Task details ->
Please give the entries again in full and exactly, without any picture.

━━━━━━━━━━━━━━━━━━━━

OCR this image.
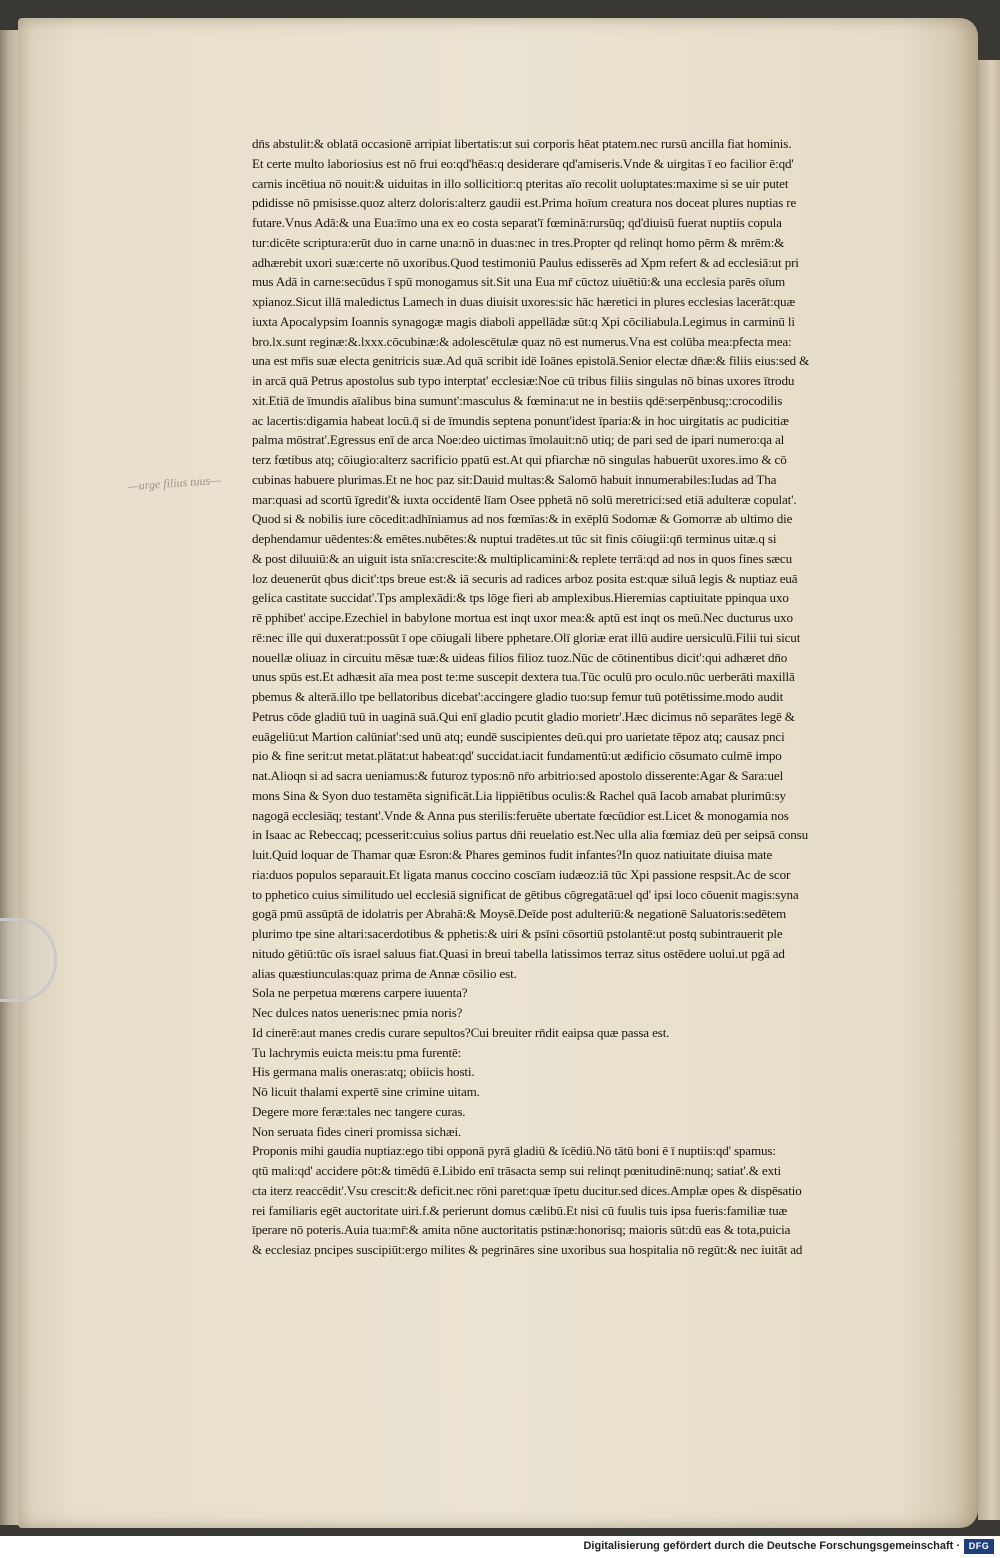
—urge filius tuus—
dn̄s abstulit:& oblatā occasionē arripiat libertatis:ut sui corporis hēat ptatem.nec rursū ancilla fiat hominis.
Et certe multo laboriosius est nō frui eo:qd'hēas:q desiderare qd'amiseris.Vnde & uirgitas ī eo facilior ē:qd'
carnis incētiua nō nouit:& uiduitas in illo sollicitior:q pteritas aīo recolit uoluptates:maxime si se uir putet
pdidisse nō pmisisse.quoz alterz doloris:alterz gaudii est.Prima hoīum creatura nos doceat plures nuptias re
futare.Vnus Adā:& una Eua:īmo una ex eo costa separat'ī fœminā:rursūq; qd'diuisū fuerat nuptiis copula
tur:dicēte scriptura:erūt duo in carne una:nō in duas:nec in tres.Propter qd relinqt homo pērm & mrēm:&
adhærebit uxori suæ:certe nō uxoribus.Quod testimoniū Paulus edisserēs ad Xpm refert & ad ecclesiā:ut pri
mus Adā in carne:secūdus ī spū monogamus sit.Sit una Eua mr̄ cūctoz uiuētiū:& una ecclesia parēs oīum
xpianoz.Sicut illā maledictus Lamech in duas diuisit uxores:sic hāc hæretici in plures ecclesias lacerāt:quæ
iuxta Apocalypsim Ioannis synagogæ magis diaboli appellādæ sūt:q Xpi cōciliabula.Legimus in carminū li
bro.lx.sunt reginæ:&.lxxx.cōcubinæ:& adolescētulæ quaz nō est numerus.Vna est colūba mea:pfecta mea:
una est mr̄is suæ electa genitricis suæ.Ad quā scribit idē Ioānes epistolā.Senior electæ dn̄æ:& filiis eius:sed &
in arcā quā Petrus apostolus sub typo interptat' ecclesiæ:Noe cū tribus filiis singulas nō binas uxores ītrodu
xit.Etiā de īmundis aīalibus bina sumunt':masculus & fœmina:ut ne in bestiis qdē:serpēnbusq;:crocodilis
ac lacertis:digamia habeat locū.q̄ si de īmundis septena ponunt'idest īparia:& in hoc uirgitatis ac pudicitiæ
palma mōstrat'.Egressus enī de arca Noe:deo uictimas īmolauit:nō utiq; de pari sed de ipari numero:qa al
terz fœtibus atq; cōiugio:alterz sacrificio ppatū est.At qui pfiarchæ nō singulas habuerūt uxores.imo & cō
cubinas habuere plurimas.Et ne hoc paz sit:Dauid multas:& Salomō habuit innumerabiles:Iudas ad Tha
mar:quasi ad scortū īgredit'& iuxta occidentē līam Osee pphetā nō solū meretrici:sed etiā adulteræ copulat'.
Quod si & nobilis iure cōcedit:adhīniamus ad nos fœmīas:& in exēplū Sodomæ & Gomorræ ab ultimo die
dephendamur uēdentes:& emētes.nubētes:& nuptui tradētes.ut tūc sit finis cōiugii:qn̄ terminus uitæ.q si
& post diluuiū:& an uiguit ista snīa:crescite:& multiplicamini:& replete terrā:qd ad nos in quos fines sæcu
loz deuenerūt qbus dicit':tps breue est:& iā securis ad radices arboz posita est:quæ siluā legis & nuptiaz euā
gelica castitate succidat'.Tps amplexādi:& tps lōge fieri ab amplexibus.Hieremias captiuitate ppinqua uxo
rē pphibet' accipe.Ezechiel in babylone mortua est inqt uxor mea:& aptū est inqt os meū.Nec ducturus uxo
rē:nec ille qui duxerat:possūt ī ope cōiugali libere pphetare.Olī gloriæ erat illū audire uersiculū.Filii tui sicut
nouellæ oliuaz in circuitu mēsæ tuæ:& uideas filios filioz tuoz.Nūc de cōtinentibus dicit':qui adhæret dn̄o
unus spūs est.Et adhæsit aīa mea post te:me suscepit dextera tua.Tūc oculū pro oculo.nūc uerberāti maxillā
pbemus & alterā.illo tpe bellatoribus dicebat':accingere gladio tuo:sup femur tuū potētissime.modo audit
Petrus cōde gladiū tuū in uaginā suā.Qui enī gladio pcutit gladio morietr'.Hæc dicimus nō separātes legē &
euāgeliū:ut Martion calūniat':sed unū atq; eundē suscipientes deū.qui pro uarietate tēpoz atq; causaz pnci
pio & fine serit:ut metat.plātat:ut habeat:qd' succidat.iacit fundamentū:ut ædificio cōsumato culmē impo
nat.Alioqn si ad sacra ueniamus:& futuroz typos:nō nr̄o arbitrio:sed apostolo disserente:Agar & Sara:uel
mons Sina & Syon duo testamēta significāt.Lia lippiētibus oculis:& Rachel quā Iacob amabat plurimū:sy
nagogā ecclesiāq; testant'.Vnde & Anna pus sterilis:feruēte ubertate fœcūdior est.Licet & monogamia nos
in Isaac ac Rebeccaq; pcesserit:cuius solius partus dn̄i reuelatio est.Nec ulla alia fœmiaz deū per seipsā consu
luit.Quid loquar de Thamar quæ Esron:& Phares geminos fudit infantes?In quoz natiuitate diuisa mate
ria:duos populos separauit.Et ligata manus coccino coscīam iudæoz:iā tūc Xpi passione respsit.Ac de scor
to pphetico cuius similitudo uel ecclesiā significat de gētibus cōgregatā:uel qd' ipsi loco cōuenit magis:syna
gogā pmū assūptā de idolatris per Abrahā:& Moysē.Deīde post adulteriū:& negationē Saluatoris:sedētem
plurimo tpe sine altari:sacerdotibus & pphetis:& uiri & psīni cōsortiū pstolantē:ut postq subintrauerit ple
nitudo gētiū:tūc oīs israel saluus fiat.Quasi in breui tabella latissimos terraz situs ostēdere uolui.ut pgā ad
alias quæstiunculas:quaz prima de Annæ cōsilio est.
Sola ne perpetua mœrens carpere iuuenta?
Nec dulces natos ueneris:nec pmia noris?
Id cinerē:aut manes credis curare sepultos?Cui breuiter rn̄dit eaipsa quæ passa est.
Tu lachrymis euicta meis:tu pma furentē:
His germana malis oneras:atq; obiicis hosti.
Nō licuit thalami expertē sine crimine uitam.
Degere more feræ:tales nec tangere curas.
Non seruata fides cineri promissa sichæi.
Proponis mihi gaudia nuptiaz:ego tibi opponā pyrā gladiū & īcēdiū.Nō tātū boni ē ī nuptiis:qd' spamus:
qtū mali:qd' accidere pōt:& timēdū ē.Libido enī trāsacta semp sui relinqt pœnitudinē:nunq; satiat'.& exti
cta iterz reaccēdit'.Vsu crescit:& deficit.nec rōni paret:quæ īpetu ducitur.sed dices.Amplæ opes & dispēsatio
rei familiaris egēt auctoritate uiri.f.& perierunt domus cælibū.Et nisi cū fuulis tuis ipsa fueris:familiæ tuæ
īperare nō poteris.Auia tua:mr̄:& amita nōne auctoritatis pstinæ:honorisq; maioris sūt:dū eas & tota,puicia
& ecclesiaz pncipes suscipiūt:ergo milites & pegrināres sine uxoribus sua hospitalia nō regūt:& nec iuitāt ad
Digitalisierung gefördert durch die Deutsche Forschungsgemeinschaft · DFG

━━━━━━━━━━━━━━━━━━━━

Result for this exercise ->
OCR this image.
—urge filius tuus—
dn̄s abstulit:& oblatā occasionē arripiat libertatis:ut sui corporis hēat ptatem.nec rursū ancilla fiat hominis.
Et certe multo laboriosius est nō frui eo:qd'hēas:q desiderare qd'amiseris.Vnde & uirgitas ī eo facilior ē:qd'
carnis incētiua nō nouit:& uiduitas in illo sollicitior:q pteritas aīo recolit uoluptates:maxime si se uir putet
pdidisse nō pmisisse.quoz alterz doloris:alterz gaudii est.Prima hoīum creatura nos doceat plures nuptias re
futare.Vnus Adā:& una Eua:īmo una ex eo costa separat'ī fœminā:rursūq; qd'diuisū fuerat nuptiis copula
tur:dicēte scriptura:erūt duo in carne una:nō in duas:nec in tres.Propter qd relinqt homo pērm & mrēm:&
adhærebit uxori suæ:certe nō uxoribus.Quod testimoniū Paulus edisserēs ad Xpm refert & ad ecclesiā:ut pri
mus Adā in carne:secūdus ī spū monogamus sit.Sit una Eua mr̄ cūctoz uiuētiū:& una ecclesia parēs oīum
xpianoz.Sicut illā maledictus Lamech in duas diuisit uxores:sic hāc hæretici in plures ecclesias lacerāt:quæ
iuxta Apocalypsim Ioannis synagogæ magis diaboli appellādæ sūt:q Xpi cōciliabula.Legimus in carminū li
bro.lx.sunt reginæ:&.lxxx.cōcubinæ:& adolescētulæ quaz nō est numerus.Vna est colūba mea:pfecta mea:
una est mr̄is suæ electa genitricis suæ.Ad quā scribit idē Ioānes epistolā.Senior electæ dn̄æ:& filiis eius:sed &
in arcā quā Petrus apostolus sub typo interptat' ecclesiæ:Noe cū tribus filiis singulas nō binas uxores ītrodu
xit.Etiā de īmundis aīalibus bina sumunt':masculus & fœmina:ut ne in bestiis qdē:serpēnbusq;:crocodilis
ac lacertis:digamia habeat locū.q̄ si de īmundis septena ponunt'idest īparia:& in hoc uirgitatis ac pudicitiæ
palma mōstrat'.Egressus enī de arca Noe:deo uictimas īmolauit:nō utiq; de pari sed de ipari numero:qa al
terz fœtibus atq; cōiugio:alterz sacrificio ppatū est.At qui pfiarchæ nō singulas habuerūt uxores.imo & cō
cubinas habuere plurimas.Et ne hoc paz sit:Dauid multas:& Salomō habuit innumerabiles:Iudas ad Tha
mar:quasi ad scortū īgredit'& iuxta occidentē līam Osee pphetā nō solū meretrici:sed etiā adulteræ copulat'.
Quod si & nobilis iure cōcedit:adhīniamus ad nos fœmīas:& in exēplū Sodomæ & Gomorræ ab ultimo die
dephendamur uēdentes:& emētes.nubētes:& nuptui tradētes.ut tūc sit finis cōiugii:qn̄ terminus uitæ.q si
& post diluuiū:& an uiguit ista snīa:crescite:& multiplicamini:& replete terrā:qd ad nos in quos fines sæcu
loz deuenerūt qbus dicit':tps breue est:& iā securis ad radices arboz posita est:quæ siluā legis & nuptiaz euā
gelica castitate succidat'.Tps amplexādi:& tps lōge fieri ab amplexibus.Hieremias captiuitate ppinqua uxo
rē pphibet' accipe.Ezechiel in babylone mortua est inqt uxor mea:& aptū est inqt os meū.Nec ducturus uxo
rē:nec ille qui duxerat:possūt ī ope cōiugali libere pphetare.Olī gloriæ erat illū audire uersiculū.Filii tui sicut
nouellæ oliuaz in circuitu mēsæ tuæ:& uideas filios filioz tuoz.Nūc de cōtinentibus dicit':qui adhæret dn̄o
unus spūs est.Et adhæsit aīa mea post te:me suscepit dextera tua.Tūc oculū pro oculo.nūc uerberāti maxillā
pbemus & alterā.illo tpe bellatoribus dicebat':accingere gladio tuo:sup femur tuū potētissime.modo audit
Petrus cōde gladiū tuū in uaginā suā.Qui enī gladio pcutit gladio morietr'.Hæc dicimus nō separātes legē &
euāgeliū:ut Martion calūniat':sed unū atq; eundē suscipientes deū.qui pro uarietate tēpoz atq; causaz pnci
pio & fine serit:ut metat.plātat:ut habeat:qd' succidat.iacit fundamentū:ut ædificio cōsumato culmē impo
nat.Alioqn si ad sacra ueniamus:& futuroz typos:nō nr̄o arbitrio:sed apostolo disserente:Agar & Sara:uel
mons Sina & Syon duo testamēta significāt.Lia lippiētibus oculis:& Rachel quā Iacob amabat plurimū:sy
nagogā ecclesiāq; testant'.Vnde & Anna pus sterilis:feruēte ubertate fœcūdior est.Licet & monogamia nos
in Isaac ac Rebeccaq; pcesserit:cuius solius partus dn̄i reuelatio est.Nec ulla alia fœmiaz deū per seipsā consu
luit.Quid loquar de Thamar quæ Esron:& Phares geminos fudit infantes?In quoz natiuitate diuisa mate
ria:duos populos separauit.Et ligata manus coccino coscīam iudæoz:iā tūc Xpi passione respsit.Ac de scor
to pphetico cuius similitudo uel ecclesiā significat de gētibus cōgregatā:uel qd' ipsi loco cōuenit magis:syna
gogā pmū assūptā de idolatris per Abrahā:& Moysē.Deīde post adulteriū:& negationē Saluatoris:sedētem
plurimo tpe sine altari:sacerdotibus & pphetis:& uiri & psīni cōsortiū pstolantē:ut postq subintrauerit ple
nitudo gētiū:tūc oīs israel saluus fiat.Quasi in breui tabella latissimos terraz situs ostēdere uolui.ut pgā ad
alias quæstiunculas:quaz prima de Annæ cōsilio est.
Sola ne perpetua mœrens carpere iuuenta?
Nec dulces natos ueneris:nec pmia noris?
Id cinerē:aut manes credis curare sepultos?Cui breuiter rn̄dit eaipsa quæ passa est.
Tu lachrymis euicta meis:tu pma furentē:
His germana malis oneras:atq; obiicis hosti.
Nō licuit thalami expertē sine crimine uitam.
Degere more feræ:tales nec tangere curas.
Non seruata fides cineri promissa sichæi.
Proponis mihi gaudia nuptiaz:ego tibi opponā pyrā gladiū & īcēdiū.Nō tātū boni ē ī nuptiis:qd' spamus:
qtū mali:qd' accidere pōt:& timēdū ē.Libido enī trāsacta semp sui relinqt pœnitudinē:nunq; satiat'.& exti
cta iterz reaccēdit'.Vsu crescit:& deficit.nec rōni paret:quæ īpetu ducitur.sed dices.Amplæ opes & dispēsatio
rei familiaris egēt auctoritate uiri.f.& perierunt domus cælibū.Et nisi cū fuulis tuis ipsa fueris:familiæ tuæ
īperare nō poteris.Auia tua:mr̄:& amita nōne auctoritatis pstinæ:honorisq; maioris sūt:dū eas & tota,puicia
& ecclesiaz pncipes suscipiūt:ergo milites & pegrināres sine uxoribus sua hospitalia nō regūt:& nec iuitāt ad
Digitalisierung gefördert durch die Deutsche Forschungsgemeinschaft · DFG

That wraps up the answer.